BEGIN Extract to read
Many patients are treated with a combination of therapy and medications, often anti-depressants. “But not everyone needs meds,” she said. “I see a lot of positive outcomes with just exposure and response prevention on its own.”

Breaking Through

The ServiceNet program runs a series of support groups called Buried in Treasures, named after a book Frost co-authored. Ferrante also sits on the board of the Western Massachusetts Hoarding Disorder Resource Network, which puts on conferences that focus on what resources are available in the community for those who struggle with the condition. ServiceNet also brings in experts for lectures where mental-health professionals can earn CEUs for learning more about hoarding and OCD.

All this training is aimed at broadening resources for a patient population that cuts across all socioeconomic barriers and cultures around the world. Hoarding, in particular, is often seen as an older person’s condition, but that may be because they’ve had more time to accumulate, so the signs are more readily apparent.
END Extract to read
Tasks to complete
1 – Translate this sentence from the passage on hoarding treatment into Spanish: "The ServiceNet program runs a series of support groups called Buried in Treasures, named after a book Frost co-authored."
2 – Please extend the passage on hoarding treatment, picking up right after its final sentence.
BEGIN Supplied information
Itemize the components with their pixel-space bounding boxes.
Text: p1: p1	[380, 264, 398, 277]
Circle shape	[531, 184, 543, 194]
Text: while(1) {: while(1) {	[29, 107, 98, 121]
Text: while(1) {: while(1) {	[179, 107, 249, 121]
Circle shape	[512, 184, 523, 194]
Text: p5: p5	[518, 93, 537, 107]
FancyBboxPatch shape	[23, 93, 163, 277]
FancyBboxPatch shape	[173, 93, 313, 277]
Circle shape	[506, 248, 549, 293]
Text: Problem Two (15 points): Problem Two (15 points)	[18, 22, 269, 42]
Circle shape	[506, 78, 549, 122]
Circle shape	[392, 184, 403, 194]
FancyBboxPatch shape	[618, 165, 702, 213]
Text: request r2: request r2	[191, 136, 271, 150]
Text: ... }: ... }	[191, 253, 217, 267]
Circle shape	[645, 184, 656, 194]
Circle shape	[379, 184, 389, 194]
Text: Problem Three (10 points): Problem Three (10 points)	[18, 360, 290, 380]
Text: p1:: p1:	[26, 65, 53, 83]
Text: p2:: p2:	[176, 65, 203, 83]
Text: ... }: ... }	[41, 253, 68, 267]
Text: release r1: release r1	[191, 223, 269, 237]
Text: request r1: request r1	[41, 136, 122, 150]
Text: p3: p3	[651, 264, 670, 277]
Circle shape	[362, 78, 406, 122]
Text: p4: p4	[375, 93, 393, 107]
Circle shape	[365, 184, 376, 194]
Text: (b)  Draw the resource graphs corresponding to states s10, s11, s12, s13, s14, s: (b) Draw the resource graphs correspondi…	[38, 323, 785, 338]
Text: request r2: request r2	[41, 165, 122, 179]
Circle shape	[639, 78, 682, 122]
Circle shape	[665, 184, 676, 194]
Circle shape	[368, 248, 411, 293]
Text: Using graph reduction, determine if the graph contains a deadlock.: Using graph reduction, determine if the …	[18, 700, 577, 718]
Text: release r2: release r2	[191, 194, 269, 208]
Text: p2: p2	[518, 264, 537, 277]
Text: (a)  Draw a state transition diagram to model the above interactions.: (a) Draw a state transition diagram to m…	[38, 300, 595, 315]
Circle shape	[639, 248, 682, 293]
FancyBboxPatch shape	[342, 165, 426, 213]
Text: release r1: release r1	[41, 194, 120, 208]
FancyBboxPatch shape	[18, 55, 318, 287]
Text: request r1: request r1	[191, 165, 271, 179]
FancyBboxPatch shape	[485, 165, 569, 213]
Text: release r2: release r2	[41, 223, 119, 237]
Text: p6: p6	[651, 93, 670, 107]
END Supplied information
Responses to the tasks
1 – El programa de ServiceNet ofrece una serie de grupos de apoyo llamados Buried in Treasures, que llevan el nombre de un libro del que Frost es coautor.

2 –
Progress in overcoming a compulsion to hoard can be slow, Ferrante added. “That stuff didn’t get in the home overnight, and it’s not going to get out overnight. I mean, it can get out of the house overnight, but that generally is going to make things worse — it creates a trauma, it makes the person treatment-resistant, and doesn’t actually address how it all happened.

“It’s almost a guarantee, if someone has a forced cleanup, they’re going to fill their space up again,” she went on. “So we take a slower approach that looks at what got someone there and creates the skills they need to declutter on their own, and not have it return.”

While people who hoard often struggle with stigma, OCD sufferers are plagued with the opposite: the many Americans who think they have OCD because they have certain routines, and proclaim it with an odd sense of pride.

“They say, ‘oh, I’m so OCD,’ and it really minimizes it for people who are suffering,” Ferrante explained. “It’s not just being really clean or wanting things in a certain order. If those things are torturing you and you can’t function, sure, but people can have certain obsessions or compulsions and not have OCD. The ‘D’ part of OCD is that it’s impairing your ability to function, and most people who say, ‘I’m a little OCD’ … well, they’re not.”

On the other hand, it’s also frustrating for someone with OCD to be misdiagnosed, she added.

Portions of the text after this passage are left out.